Corona Maßnahmen:
Nach wie vor gilt es, so vorsichtig wie möglich zu sein, um eventuelle Ansteckungen zu vermeiden. Die Teilnehmer werden daher darum gebeten, bis zum Betreten des Kursraumes die Mund-Nasen-Bedeckung zu tragen und den Abstand einzuhalten. Die durchgeführten Übungen werden kontaktfrei gestaltet.

Ansonsten: 
Come on, let's play!


Unsichtbares Theater

(nach Augusto Boal)


Achtung: 

Adrenalin

Was in aller Welt?

Kurz zusammengefasst:
Zuerst treffen wir uns für 3 Stunden zum intensiven Theatertraining in einem Raum und DANN gehen wir in die Stadt um zwischen Passanten Theater zu spielen. Die Passanten wissen nicht das wir Theater spielen - sie denken, die Szenen, die passieren, sind echt. Unsere selbst erdachten Szenen beschäftigen sich ausschließlich mit schönen Ereignissen, die wir in die Welt bringen wollen. Damit die Leute mit einem Lächeln davon gehen und abends daheim erzählen können: "Also weißt du, was ich da heute gesehen habe..."

F*** the comfort zone ist da allerdings gar kein Ausdruck mehr. Jetzt geht es um Adrenalin.

Unsichtbares Theater 

Workshop
Samstag, 10.10.20, 10 bis ca. 16 Uhr
Starttreff: 
Kulturladen St.Georg, Alexanderstr. 16
Kosten: 25€*

*Wer sich das nicht leisten kann darf einfach trotzdem kommen. Weil die Welt so viel schöner ist

Hintergründe zum Unsichtbaren Theater

Augusto Boal, Erfinder des Unsichtbaren Theaters, war ein brasilianischer Theatermacher, der im zwanzigsten Jahrhundert lebte und die Theaterarbeit weltweit stark beeinflusste. Bekannt ist von ihm vor allem das Forumtheater, welches auch in der Theatertherapie Verwendung findet. Das Theater von Boal war meist sehr politisch. Er nutzte das Theater sozusagen als Mittel, um Veränderung in der Welt um ihn herum zu bewirken. Dabei darf man sich aber nicht vorstellen, dass er einfach nur kritische Stücke schrieb, die dann bequem vom Publikum in einem gemütlichen Theatersaal bestaunt wurden - nein - das Theater von Boal war ungemütlich, aufdringlich, fand an den skurrilsten Orten statt und es gab dabei niemanden, der einfach nur neutraler Zuschauer war - man war immer mitten drin. Das Unsichtbare Theater war dafür gedacht, die Gesellschaft aufzurütteln. Die Schauspieler studierten kleine Szenen ein, die sie irgendwo in der Öffentlichkeit spielten, um die Menschen (die ja nicht wussten, dass es Theater war) zum Diskutieren, Eingreifen oder auch einfach nur zum Nachdenken zu bringen. Das war oftmals sehr unangenehm, dann und wann wurde auch schon mal die Polizei gerufen und die Schauspieler mussten flüchten.

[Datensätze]
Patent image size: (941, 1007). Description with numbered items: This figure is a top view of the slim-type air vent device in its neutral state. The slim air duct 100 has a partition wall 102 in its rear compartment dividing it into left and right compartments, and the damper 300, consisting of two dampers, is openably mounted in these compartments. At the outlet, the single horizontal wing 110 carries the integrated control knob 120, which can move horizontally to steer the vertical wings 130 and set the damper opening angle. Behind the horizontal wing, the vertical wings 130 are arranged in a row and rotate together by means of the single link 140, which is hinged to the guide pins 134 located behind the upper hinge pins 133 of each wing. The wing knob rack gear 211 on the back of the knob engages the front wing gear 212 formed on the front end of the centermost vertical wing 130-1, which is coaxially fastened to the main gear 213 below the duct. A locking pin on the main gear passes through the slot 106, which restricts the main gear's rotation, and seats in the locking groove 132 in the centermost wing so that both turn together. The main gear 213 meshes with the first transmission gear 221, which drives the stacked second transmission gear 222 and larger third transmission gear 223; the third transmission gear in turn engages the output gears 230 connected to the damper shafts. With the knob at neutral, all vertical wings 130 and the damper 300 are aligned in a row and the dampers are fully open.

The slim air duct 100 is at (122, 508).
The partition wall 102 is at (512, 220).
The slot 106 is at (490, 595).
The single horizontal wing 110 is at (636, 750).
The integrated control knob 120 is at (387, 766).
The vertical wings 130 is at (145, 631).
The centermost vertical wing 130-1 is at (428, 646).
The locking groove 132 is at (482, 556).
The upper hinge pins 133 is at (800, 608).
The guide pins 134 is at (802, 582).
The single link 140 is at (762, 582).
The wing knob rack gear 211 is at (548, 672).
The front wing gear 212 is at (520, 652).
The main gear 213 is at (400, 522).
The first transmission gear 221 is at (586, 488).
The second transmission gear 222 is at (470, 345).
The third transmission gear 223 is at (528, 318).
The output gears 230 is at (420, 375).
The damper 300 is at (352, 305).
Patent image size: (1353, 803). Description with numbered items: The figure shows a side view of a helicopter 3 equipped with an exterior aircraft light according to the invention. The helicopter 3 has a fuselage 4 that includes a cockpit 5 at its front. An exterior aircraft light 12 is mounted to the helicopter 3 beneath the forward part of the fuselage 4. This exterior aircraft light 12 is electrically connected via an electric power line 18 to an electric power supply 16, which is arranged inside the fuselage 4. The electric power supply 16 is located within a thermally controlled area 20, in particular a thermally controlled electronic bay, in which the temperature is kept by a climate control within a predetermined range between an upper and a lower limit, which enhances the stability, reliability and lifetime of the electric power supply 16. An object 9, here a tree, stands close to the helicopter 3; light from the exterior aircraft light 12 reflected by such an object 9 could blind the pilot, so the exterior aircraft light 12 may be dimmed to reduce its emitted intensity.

- **Aufgabe im Detail**:
Beantworte anhand des Textes zum Unsichtbaren Theater diese Fragen:
1. Bis wann sollen die Teilnehmer die Mund-Nasen-Bedeckung tragen?
2. Wo ist der Starttreff des Workshops?
3. Wofür ist Augusto Boal vor allem bekannt?

- **Ausführliche Lösung**:
1. Bis zum Betreten des Kursraumes.
2. Im Kulturladen St.Georg, Alexanderstr. 16.
3. Für das Forumtheater.